## Start
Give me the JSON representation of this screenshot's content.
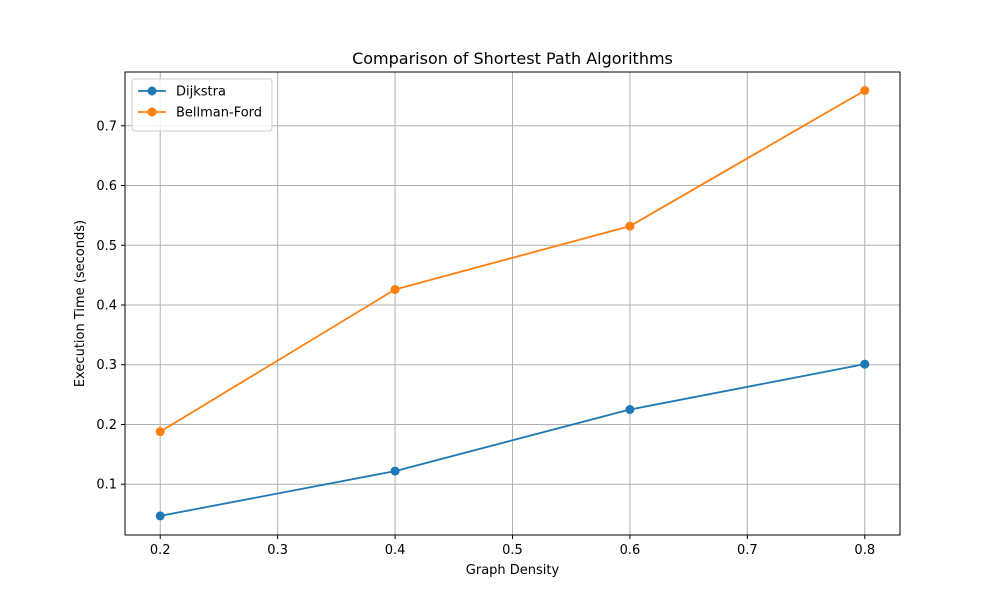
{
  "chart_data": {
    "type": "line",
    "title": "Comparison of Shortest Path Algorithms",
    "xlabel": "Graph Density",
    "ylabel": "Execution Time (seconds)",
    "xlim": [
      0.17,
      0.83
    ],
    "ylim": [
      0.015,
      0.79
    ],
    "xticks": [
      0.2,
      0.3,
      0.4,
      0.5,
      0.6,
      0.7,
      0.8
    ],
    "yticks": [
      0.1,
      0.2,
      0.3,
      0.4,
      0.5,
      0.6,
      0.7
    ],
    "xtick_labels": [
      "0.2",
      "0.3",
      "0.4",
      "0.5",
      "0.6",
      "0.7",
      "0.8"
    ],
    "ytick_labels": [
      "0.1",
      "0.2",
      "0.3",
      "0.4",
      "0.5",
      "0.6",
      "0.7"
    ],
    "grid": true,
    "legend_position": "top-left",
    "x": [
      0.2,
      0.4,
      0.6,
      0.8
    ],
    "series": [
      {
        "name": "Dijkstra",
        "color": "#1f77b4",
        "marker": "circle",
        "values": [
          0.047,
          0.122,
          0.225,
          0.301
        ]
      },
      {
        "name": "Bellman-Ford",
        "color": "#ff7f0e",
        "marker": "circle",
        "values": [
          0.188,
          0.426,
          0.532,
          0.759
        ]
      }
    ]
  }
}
## End
WHAT IS EXPECTED:
Pictures are not part of the copy; output everything else in the records exactly.

RESPONSE TO THE EXERCISE:
Give me the JSON representation of this screenshot's content.
{
  "chart_data": {
    "type": "line",
    "title": "Comparison of Shortest Path Algorithms",
    "xlabel": "Graph Density",
    "ylabel": "Execution Time (seconds)",
    "xlim": [
      0.17,
      0.83
    ],
    "ylim": [
      0.015,
      0.79
    ],
    "xticks": [
      0.2,
      0.3,
      0.4,
      0.5,
      0.6,
      0.7,
      0.8
    ],
    "yticks": [
      0.1,
      0.2,
      0.3,
      0.4,
      0.5,
      0.6,
      0.7
    ],
    "xtick_labels": [
      "0.2",
      "0.3",
      "0.4",
      "0.5",
      "0.6",
      "0.7",
      "0.8"
    ],
    "ytick_labels": [
      "0.1",
      "0.2",
      "0.3",
      "0.4",
      "0.5",
      "0.6",
      "0.7"
    ],
    "grid": true,
    "legend_position": "top-left",
    "x": [
      0.2,
      0.4,
      0.6,
      0.8
    ],
    "series": [
      {
        "name": "Dijkstra",
        "color": "#1f77b4",
        "marker": "circle",
        "values": [
          0.047,
          0.122,
          0.225,
          0.301
        ]
      },
      {
        "name": "Bellman-Ford",
        "color": "#ff7f0e",
        "marker": "circle",
        "values": [
          0.188,
          0.426,
          0.532,
          0.759
        ]
      }
    ]
  }
}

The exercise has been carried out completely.